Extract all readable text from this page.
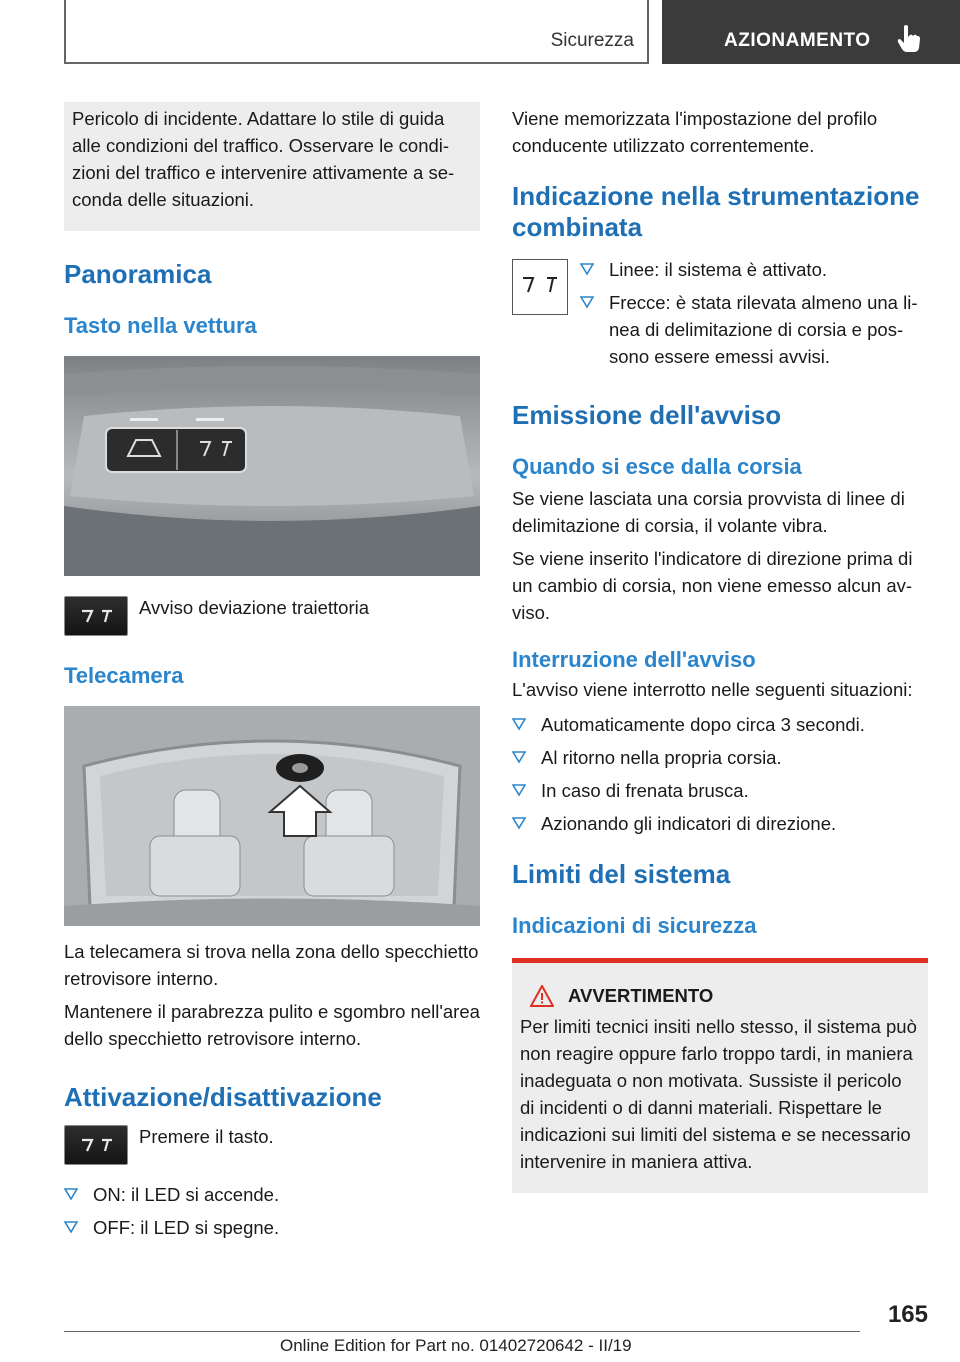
Sicurezza	AZIONAMENTO

Pericolo di incidente. Adattare lo stile di guida alle condizioni del traffico. Osservare le condizioni del traffico e intervenire attivamente a seconda delle situazioni.

Panoramica
Tasto nella vettura
Avviso deviazione traiettoria
Telecamera

La telecamera si trova nella zona dello specchietto retrovisore interno.

Mantenere il parabrezza pulito e sgombro nell'area dello specchietto retrovisore interno.

Attivazione/disattivazione
Premere il tasto.
ON: il LED si accende.
OFF: il LED si spegne.

Viene memorizzata l'impostazione del profilo conducente utilizzato correntemente.

Indicazione nella strumentazione combinata
Linee: il sistema è attivato.
Frecce: è stata rilevata almeno una linea di delimitazione di corsia e possono essere emessi avvisi.
Emissione dell'avviso
Quando si esce dalla corsia

Se viene lasciata una corsia provvista di linee di delimitazione di corsia, il volante vibra.

Se viene inserito l'indicatore di direzione prima di un cambio di corsia, non viene emesso alcun avviso.

Interruzione dell'avviso

L'avviso viene interrotto nelle seguenti situazioni:

Automaticamente dopo circa 3 secondi.
Al ritorno nella propria corsia.
In caso di frenata brusca.
Azionando gli indicatori di direzione.
Limiti del sistema
Indicazioni di sicurezza
AVVERTIMENTO

Per limiti tecnici insiti nello stesso, il sistema può non reagire oppure farlo troppo tardi, in maniera inadeguata o non motivata. Sussiste il pericolo di incidenti o di danni materiali. Rispettare le indicazioni sui limiti del sistema e se necessario intervenire in maniera attiva.

165
Online Edition for Part no. 01402720642 - II/19
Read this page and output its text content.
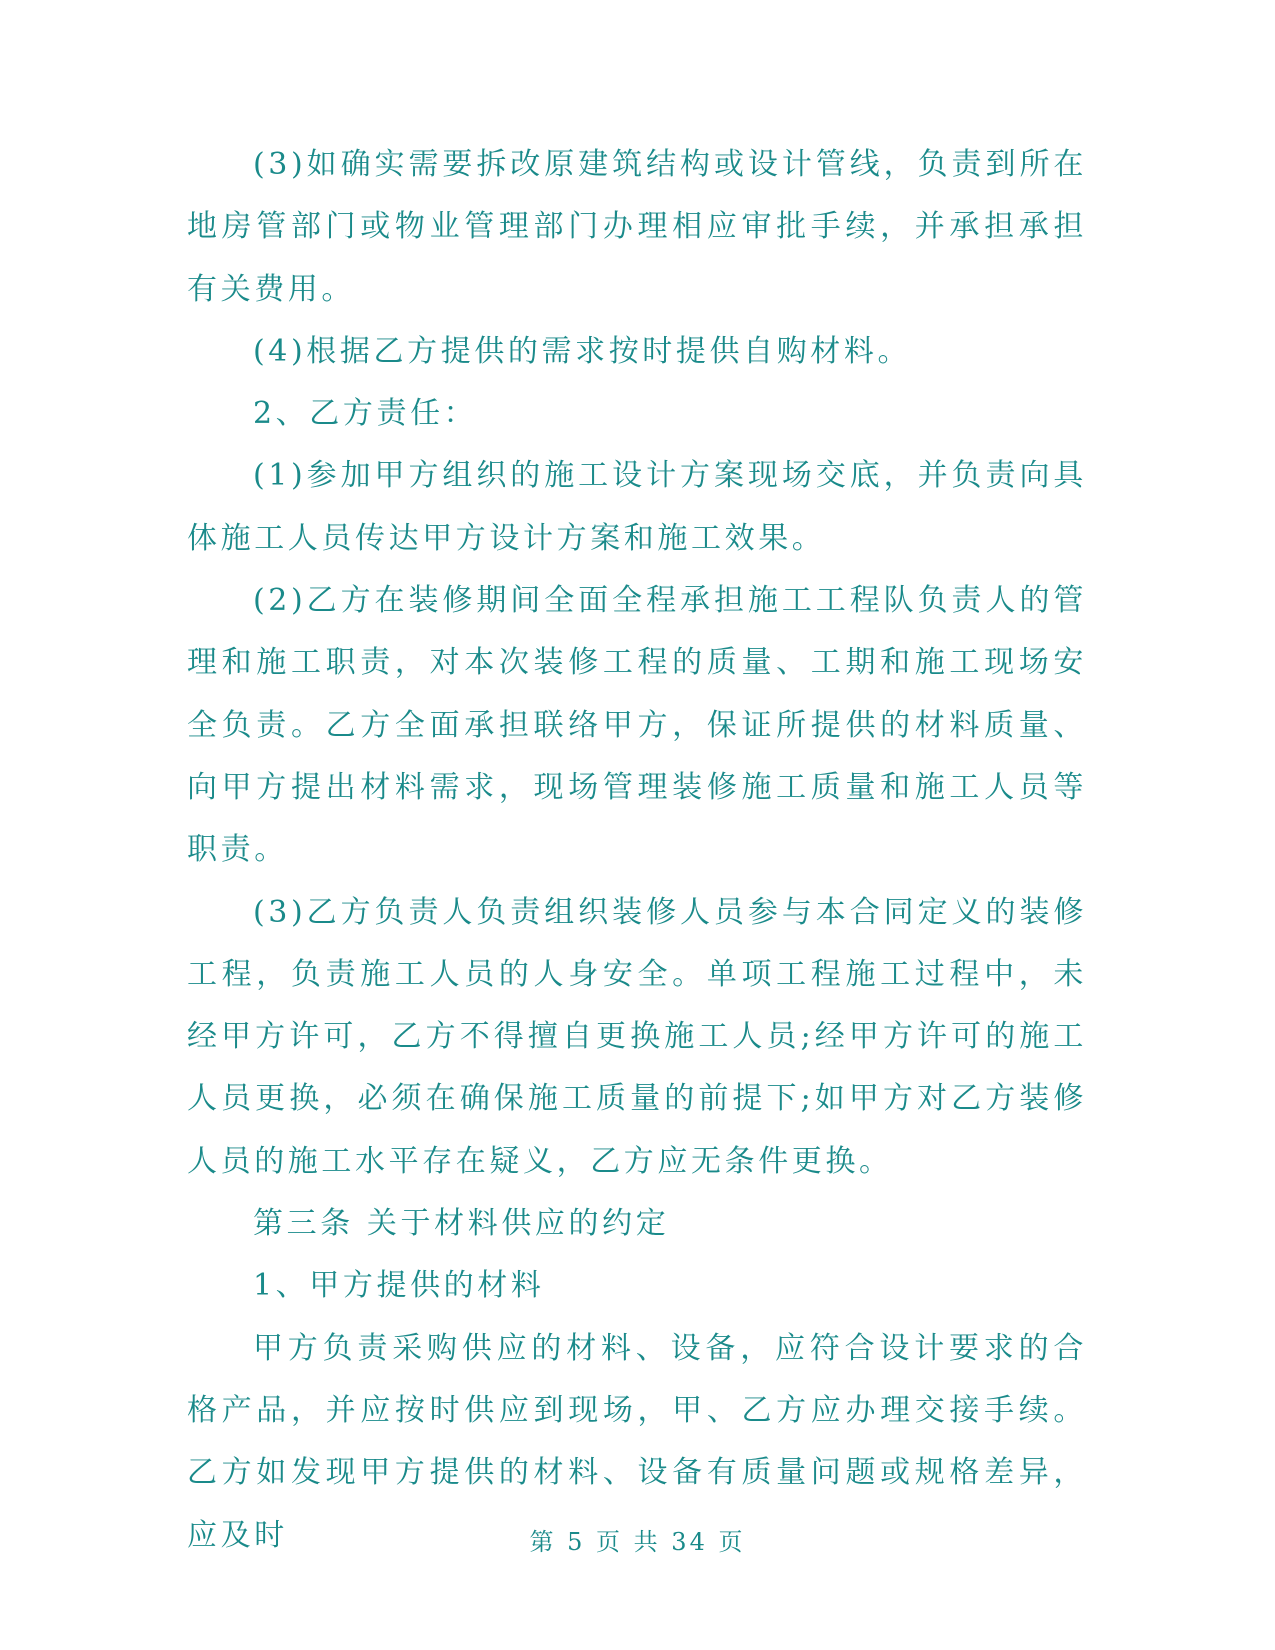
(3)如确实需要拆改原建筑结构或设计管线，负责到所在地房管部门或物业管理部门办理相应审批手续，并承担承担有关费用。

(4)根据乙方提供的需求按时提供自购材料。

2、乙方责任：

(1)参加甲方组织的施工设计方案现场交底，并负责向具体施工人员传达甲方设计方案和施工效果。

(2)乙方在装修期间全面全程承担施工工程队负责人的管理和施工职责，对本次装修工程的质量、工期和施工现场安全负责。乙方全面承担联络甲方，保证所提供的材料质量、向甲方提出材料需求，现场管理装修施工质量和施工人员等职责。

(3)乙方负责人负责组织装修人员参与本合同定义的装修工程，负责施工人员的人身安全。单项工程施工过程中，未经甲方许可，乙方不得擅自更换施工人员;经甲方许可的施工人员更换，必须在确保施工质量的前提下;如甲方对乙方装修人员的施工水平存在疑义，乙方应无条件更换。

第三条 关于材料供应的约定

1、甲方提供的材料

甲方负责采购供应的材料、设备，应符合设计要求的合格产品，并应按时供应到现场，甲、乙方应办理交接手续。乙方如发现甲方提供的材料、设备有质量问题或规格差异，应及时	第 5 页 共 34 页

Given task:
Extract from the data every line where "direzione" shows up.

Solution to the problem:
Se viene inserito l'indicatore di direzione prima di un cambio di corsia, non viene emesso alcun avviso.
Azionando gli indicatori di direzione.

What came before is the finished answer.